WORK REQUIRED — Transcribe the entries below exactly; leave every image out.

(Stored data entries)

— BEGIN —

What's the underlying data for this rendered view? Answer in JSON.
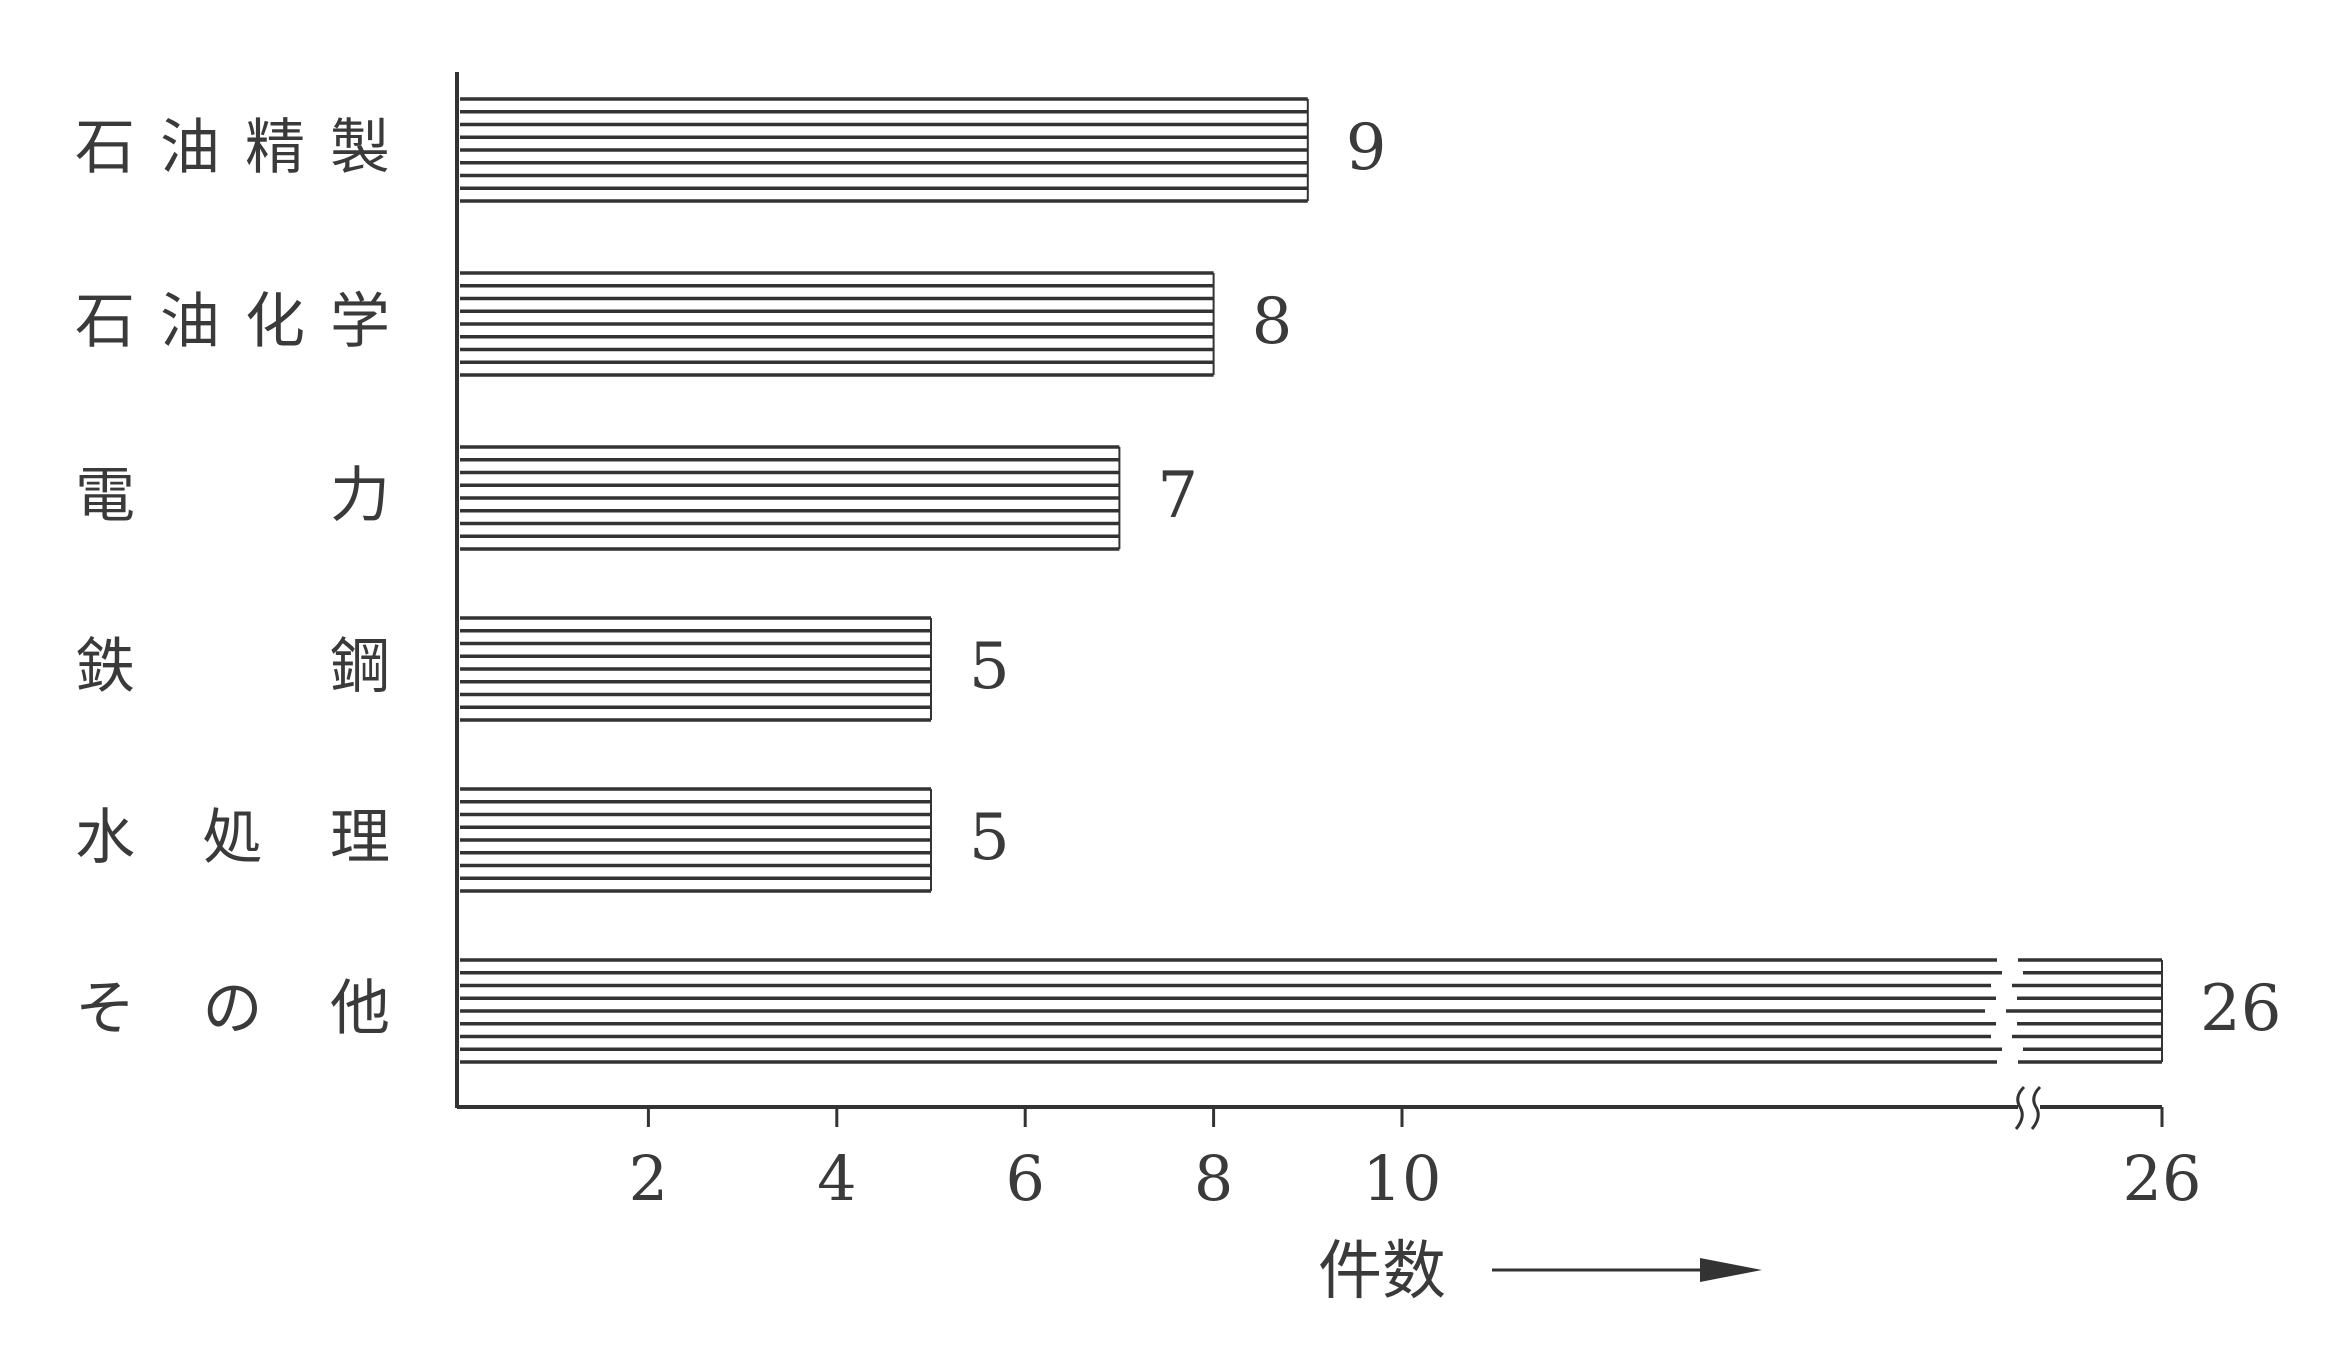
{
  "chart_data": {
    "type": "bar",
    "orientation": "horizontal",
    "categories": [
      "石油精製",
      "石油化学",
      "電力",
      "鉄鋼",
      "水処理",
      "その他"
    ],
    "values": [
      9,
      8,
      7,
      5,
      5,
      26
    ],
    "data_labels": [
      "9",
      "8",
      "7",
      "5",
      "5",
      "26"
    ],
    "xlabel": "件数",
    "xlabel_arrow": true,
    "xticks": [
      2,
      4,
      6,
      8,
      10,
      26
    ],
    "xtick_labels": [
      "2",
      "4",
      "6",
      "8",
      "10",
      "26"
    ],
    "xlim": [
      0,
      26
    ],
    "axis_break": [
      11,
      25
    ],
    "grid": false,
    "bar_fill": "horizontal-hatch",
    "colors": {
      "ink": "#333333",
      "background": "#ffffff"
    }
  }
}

— END —

EXPECTED ANSWER —
What's the underlying data for this rendered view? Answer in JSON.
{
  "chart_data": {
    "type": "bar",
    "orientation": "horizontal",
    "categories": [
      "石油精製",
      "石油化学",
      "電力",
      "鉄鋼",
      "水処理",
      "その他"
    ],
    "values": [
      9,
      8,
      7,
      5,
      5,
      26
    ],
    "data_labels": [
      "9",
      "8",
      "7",
      "5",
      "5",
      "26"
    ],
    "xlabel": "件数",
    "xlabel_arrow": true,
    "xticks": [
      2,
      4,
      6,
      8,
      10,
      26
    ],
    "xtick_labels": [
      "2",
      "4",
      "6",
      "8",
      "10",
      "26"
    ],
    "xlim": [
      0,
      26
    ],
    "axis_break": [
      11,
      25
    ],
    "grid": false,
    "bar_fill": "horizontal-hatch",
    "colors": {
      "ink": "#333333",
      "background": "#ffffff"
    }
  }
}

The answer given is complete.